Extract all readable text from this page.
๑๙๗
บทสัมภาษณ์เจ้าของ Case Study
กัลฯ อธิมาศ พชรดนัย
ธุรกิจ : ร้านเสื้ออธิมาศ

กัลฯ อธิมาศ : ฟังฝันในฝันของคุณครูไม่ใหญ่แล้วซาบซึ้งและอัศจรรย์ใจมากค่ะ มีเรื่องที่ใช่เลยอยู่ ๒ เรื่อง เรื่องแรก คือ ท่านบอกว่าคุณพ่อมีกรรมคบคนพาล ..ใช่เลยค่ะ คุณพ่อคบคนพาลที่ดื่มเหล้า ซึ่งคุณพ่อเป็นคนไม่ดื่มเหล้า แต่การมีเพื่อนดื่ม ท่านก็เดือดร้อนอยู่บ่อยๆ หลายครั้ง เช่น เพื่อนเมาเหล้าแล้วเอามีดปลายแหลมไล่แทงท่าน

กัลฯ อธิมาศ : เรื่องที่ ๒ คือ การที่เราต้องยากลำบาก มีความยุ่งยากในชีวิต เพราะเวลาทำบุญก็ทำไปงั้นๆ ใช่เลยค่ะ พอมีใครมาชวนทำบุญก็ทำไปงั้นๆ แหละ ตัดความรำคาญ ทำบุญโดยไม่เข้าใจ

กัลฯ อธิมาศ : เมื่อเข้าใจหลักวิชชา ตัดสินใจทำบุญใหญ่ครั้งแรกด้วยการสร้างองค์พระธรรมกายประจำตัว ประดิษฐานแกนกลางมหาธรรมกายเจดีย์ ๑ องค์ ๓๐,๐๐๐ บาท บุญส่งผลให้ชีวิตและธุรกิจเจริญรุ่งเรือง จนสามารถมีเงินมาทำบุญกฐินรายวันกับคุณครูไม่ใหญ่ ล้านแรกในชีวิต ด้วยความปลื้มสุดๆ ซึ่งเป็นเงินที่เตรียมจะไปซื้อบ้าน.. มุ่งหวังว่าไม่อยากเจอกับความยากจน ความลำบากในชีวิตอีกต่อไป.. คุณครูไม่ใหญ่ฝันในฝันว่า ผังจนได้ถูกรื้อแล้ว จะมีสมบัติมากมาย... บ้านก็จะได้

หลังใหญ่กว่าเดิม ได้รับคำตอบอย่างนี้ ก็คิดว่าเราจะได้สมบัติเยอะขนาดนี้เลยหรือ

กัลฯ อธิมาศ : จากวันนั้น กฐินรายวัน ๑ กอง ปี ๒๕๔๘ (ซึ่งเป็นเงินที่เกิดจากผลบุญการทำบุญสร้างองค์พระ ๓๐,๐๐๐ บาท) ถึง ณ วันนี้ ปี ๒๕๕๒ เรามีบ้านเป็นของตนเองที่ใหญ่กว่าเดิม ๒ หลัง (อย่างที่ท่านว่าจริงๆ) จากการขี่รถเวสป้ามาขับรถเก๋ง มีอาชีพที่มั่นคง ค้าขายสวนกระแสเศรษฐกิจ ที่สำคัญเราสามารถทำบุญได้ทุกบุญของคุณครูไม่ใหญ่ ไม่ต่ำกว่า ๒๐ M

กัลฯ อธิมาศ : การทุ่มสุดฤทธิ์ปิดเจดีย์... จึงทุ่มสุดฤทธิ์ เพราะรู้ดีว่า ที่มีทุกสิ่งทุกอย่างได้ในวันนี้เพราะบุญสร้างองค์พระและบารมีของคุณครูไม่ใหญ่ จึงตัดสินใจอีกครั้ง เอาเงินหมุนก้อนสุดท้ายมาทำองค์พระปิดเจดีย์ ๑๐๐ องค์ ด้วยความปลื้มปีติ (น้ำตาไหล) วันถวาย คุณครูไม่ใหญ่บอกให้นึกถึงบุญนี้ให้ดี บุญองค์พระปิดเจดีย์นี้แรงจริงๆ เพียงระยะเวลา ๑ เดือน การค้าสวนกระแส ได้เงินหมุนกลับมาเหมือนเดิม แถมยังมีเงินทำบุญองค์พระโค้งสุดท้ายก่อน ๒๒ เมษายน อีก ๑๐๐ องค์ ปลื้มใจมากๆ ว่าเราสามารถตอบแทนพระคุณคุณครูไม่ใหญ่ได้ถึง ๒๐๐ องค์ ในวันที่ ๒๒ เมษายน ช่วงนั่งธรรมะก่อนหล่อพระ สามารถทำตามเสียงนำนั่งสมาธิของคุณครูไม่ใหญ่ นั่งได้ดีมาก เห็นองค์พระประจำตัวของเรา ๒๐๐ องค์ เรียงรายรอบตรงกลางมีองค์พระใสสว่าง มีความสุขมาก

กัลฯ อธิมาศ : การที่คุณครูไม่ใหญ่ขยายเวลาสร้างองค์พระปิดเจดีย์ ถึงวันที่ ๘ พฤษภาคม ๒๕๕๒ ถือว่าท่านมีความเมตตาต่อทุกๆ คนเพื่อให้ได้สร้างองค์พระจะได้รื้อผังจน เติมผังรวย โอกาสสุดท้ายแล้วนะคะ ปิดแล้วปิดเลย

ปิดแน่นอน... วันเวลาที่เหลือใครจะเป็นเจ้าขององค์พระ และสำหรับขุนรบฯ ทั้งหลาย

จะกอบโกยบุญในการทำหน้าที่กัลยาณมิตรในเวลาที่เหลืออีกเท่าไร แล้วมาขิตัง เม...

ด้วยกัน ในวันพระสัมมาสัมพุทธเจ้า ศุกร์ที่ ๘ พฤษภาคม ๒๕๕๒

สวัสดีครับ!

# Task directions
Recopy the entries above exactly, with every line included.

# Completed task
Extract all readable text from this page.
๑๙๗
บทสัมภาษณ์เจ้าของ Case Study
กัลฯ อธิมาศ พชรดนัย
ธุรกิจ : ร้านเสื้ออธิมาศ

กัลฯ อธิมาศ : ฟังฝันในฝันของคุณครูไม่ใหญ่แล้วซาบซึ้งและอัศจรรย์ใจมากค่ะ มีเรื่องที่ใช่เลยอยู่ ๒ เรื่อง เรื่องแรก คือ ท่านบอกว่าคุณพ่อมีกรรมคบคนพาล ..ใช่เลยค่ะ คุณพ่อคบคนพาลที่ดื่มเหล้า ซึ่งคุณพ่อเป็นคนไม่ดื่มเหล้า แต่การมีเพื่อนดื่ม ท่านก็เดือดร้อนอยู่บ่อยๆ หลายครั้ง เช่น เพื่อนเมาเหล้าแล้วเอามีดปลายแหลมไล่แทงท่าน

กัลฯ อธิมาศ : เรื่องที่ ๒ คือ การที่เราต้องยากลำบาก มีความยุ่งยากในชีวิต เพราะเวลาทำบุญก็ทำไปงั้นๆ ใช่เลยค่ะ พอมีใครมาชวนทำบุญก็ทำไปงั้นๆ แหละ ตัดความรำคาญ ทำบุญโดยไม่เข้าใจ

กัลฯ อธิมาศ : เมื่อเข้าใจหลักวิชชา ตัดสินใจทำบุญใหญ่ครั้งแรกด้วยการสร้างองค์พระธรรมกายประจำตัว ประดิษฐานแกนกลางมหาธรรมกายเจดีย์ ๑ องค์ ๓๐,๐๐๐ บาท บุญส่งผลให้ชีวิตและธุรกิจเจริญรุ่งเรือง จนสามารถมีเงินมาทำบุญกฐินรายวันกับคุณครูไม่ใหญ่ ล้านแรกในชีวิต ด้วยความปลื้มสุดๆ ซึ่งเป็นเงินที่เตรียมจะไปซื้อบ้าน.. มุ่งหวังว่าไม่อยากเจอกับความยากจน ความลำบากในชีวิตอีกต่อไป.. คุณครูไม่ใหญ่ฝันในฝันว่า ผังจนได้ถูกรื้อแล้ว จะมีสมบัติมากมาย... บ้านก็จะได้

หลังใหญ่กว่าเดิม ได้รับคำตอบอย่างนี้ ก็คิดว่าเราจะได้สมบัติเยอะขนาดนี้เลยหรือ

กัลฯ อธิมาศ : จากวันนั้น กฐินรายวัน ๑ กอง ปี ๒๕๔๘ (ซึ่งเป็นเงินที่เกิดจากผลบุญการทำบุญสร้างองค์พระ ๓๐,๐๐๐ บาท) ถึง ณ วันนี้ ปี ๒๕๕๒ เรามีบ้านเป็นของตนเองที่ใหญ่กว่าเดิม ๒ หลัง (อย่างที่ท่านว่าจริงๆ) จากการขี่รถเวสป้ามาขับรถเก๋ง มีอาชีพที่มั่นคง ค้าขายสวนกระแสเศรษฐกิจ ที่สำคัญเราสามารถทำบุญได้ทุกบุญของคุณครูไม่ใหญ่ ไม่ต่ำกว่า ๒๐ M

กัลฯ อธิมาศ : การทุ่มสุดฤทธิ์ปิดเจดีย์... จึงทุ่มสุดฤทธิ์ เพราะรู้ดีว่า ที่มีทุกสิ่งทุกอย่างได้ในวันนี้เพราะบุญสร้างองค์พระและบารมีของคุณครูไม่ใหญ่ จึงตัดสินใจอีกครั้ง เอาเงินหมุนก้อนสุดท้ายมาทำองค์พระปิดเจดีย์ ๑๐๐ องค์ ด้วยความปลื้มปีติ (น้ำตาไหล) วันถวาย คุณครูไม่ใหญ่บอกให้นึกถึงบุญนี้ให้ดี บุญองค์พระปิดเจดีย์นี้แรงจริงๆ เพียงระยะเวลา ๑ เดือน การค้าสวนกระแส ได้เงินหมุนกลับมาเหมือนเดิม แถมยังมีเงินทำบุญองค์พระโค้งสุดท้ายก่อน ๒๒ เมษายน อีก ๑๐๐ องค์ ปลื้มใจมากๆ ว่าเราสามารถตอบแทนพระคุณคุณครูไม่ใหญ่ได้ถึง ๒๐๐ องค์ ในวันที่ ๒๒ เมษายน ช่วงนั่งธรรมะก่อนหล่อพระ สามารถทำตามเสียงนำนั่งสมาธิของคุณครูไม่ใหญ่ นั่งได้ดีมาก เห็นองค์พระประจำตัวของเรา ๒๐๐ องค์ เรียงรายรอบตรงกลางมีองค์พระใสสว่าง มีความสุขมาก

กัลฯ อธิมาศ : การที่คุณครูไม่ใหญ่ขยายเวลาสร้างองค์พระปิดเจดีย์ ถึงวันที่ ๘ พฤษภาคม ๒๕๕๒ ถือว่าท่านมีความเมตตาต่อทุกๆ คนเพื่อให้ได้สร้างองค์พระจะได้รื้อผังจน เติมผังรวย โอกาสสุดท้ายแล้วนะคะ ปิดแล้วปิดเลย

ปิดแน่นอน... วันเวลาที่เหลือใครจะเป็นเจ้าขององค์พระ และสำหรับขุนรบฯ ทั้งหลาย

จะกอบโกยบุญในการทำหน้าที่กัลยาณมิตรในเวลาที่เหลืออีกเท่าไร แล้วมาขิตัง เม...

ด้วยกัน ในวันพระสัมมาสัมพุทธเจ้า ศุกร์ที่ ๘ พฤษภาคม ๒๕๕๒

สวัสดีครับ!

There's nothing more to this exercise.